* [What is being asked]:
Records follow. Copy every line with "text".

## Start

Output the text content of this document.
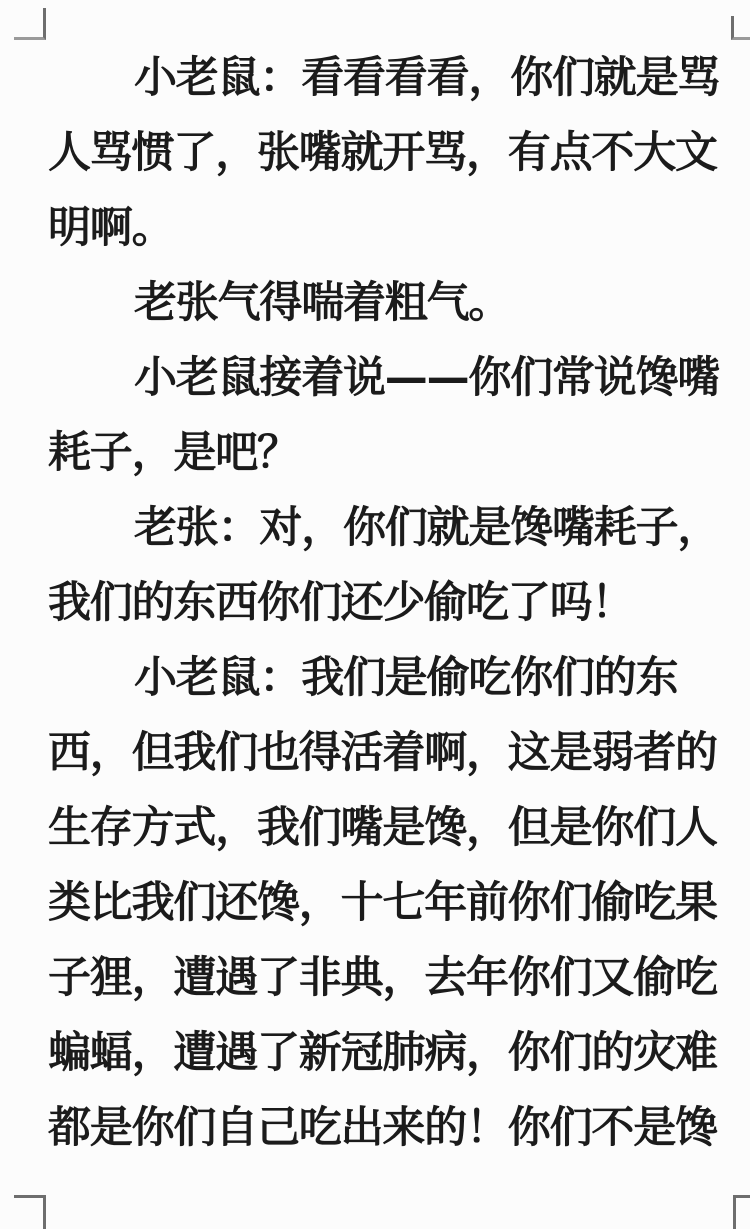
小老鼠：看看看看，你们就是骂
人骂惯了，张嘴就开骂，有点不大文
明啊。
老张气得喘着粗气。
小老鼠接着说——你们常说馋嘴
耗子，是吧？
老张：对，你们就是馋嘴耗子，
我们的东西你们还少偷吃了吗！
小老鼠：我们是偷吃你们的东
西，但我们也得活着啊，这是弱者的
生存方式，我们嘴是馋，但是你们人
类比我们还馋，十七年前你们偷吃果
子狸，遭遇了非典，去年你们又偷吃
蝙蝠，遭遇了新冠肺病，你们的灾难
都是你们自己吃出来的！你们不是馋
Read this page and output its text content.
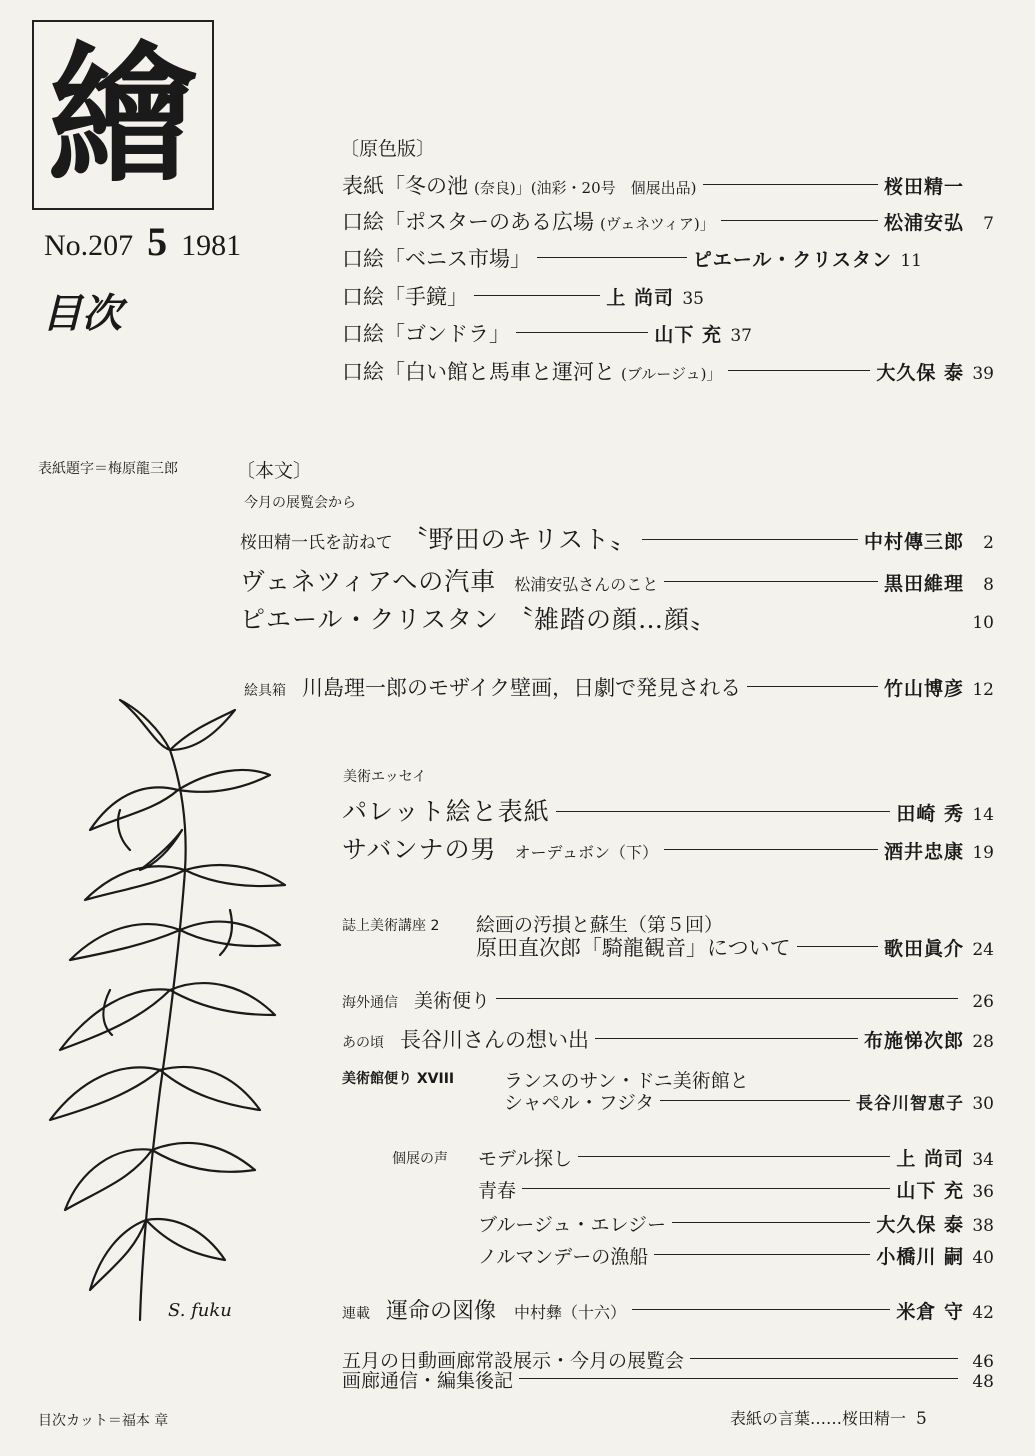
繪
No.207 5 1981
目次
〔原色版〕
表紙「冬の池 (奈良)」(油彩・20号　個展出品)	桜田精一
口絵「ポスターのある広場 (ヴェネツィア)」	松浦安弘	7
口絵「ベニス市場」	ピエール・クリスタン 11
口絵「手鏡」	上 尚司 35
口絵「ゴンドラ」	山下 充 37
口絵「白い館と馬車と運河と (ブルージュ)」	大久保 泰 39
表紙題字＝梅原龍三郎	〔本文〕
今月の展覧会から
桜田精一氏を訪ねて 〝野田のキリスト〟	中村傳三郎	2
ヴェネツィアへの汽車 松浦安弘さんのこと	黒田維理	8
ピエール・クリスタン 〝雑踏の顔…顔〟	10
絵具箱 川島理一郎のモザイク壁画，日劇で発見される	竹山博彦 12
美術エッセイ
パレット絵と表紙	田崎 秀 14
サバンナの男 オーデュボン（下）	酒井忠康 19
誌上美術講座 2 絵画の汚損と蘇生（第５回）
原田直次郎「騎龍観音」について	歌田眞介 24
海外通信 美術便り	26
あの頃 長谷川さんの想い出	布施悌次郎 28
美術館便り XVIII	ランスのサン・ドニ美術館と
シャペル・フジタ	長谷川智恵子 30
個展の声 モデル探し	上 尚司 34
青春	山下 充 36
ブルージュ・エレジー	大久保 泰 38
ノルマンデーの漁船	小橋川 嗣 40
連載 運命の図像 中村彝（十六）	米倉 守 42
五月の日動画廊常設展示・今月の展覧会	46
画廊通信・編集後記	48
S. fuku
目次カット＝福本 章	表紙の言葉……桜田精一 5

## End

* [Output for this exercise]:
Output the text content of this document.
Read this page and output its text content.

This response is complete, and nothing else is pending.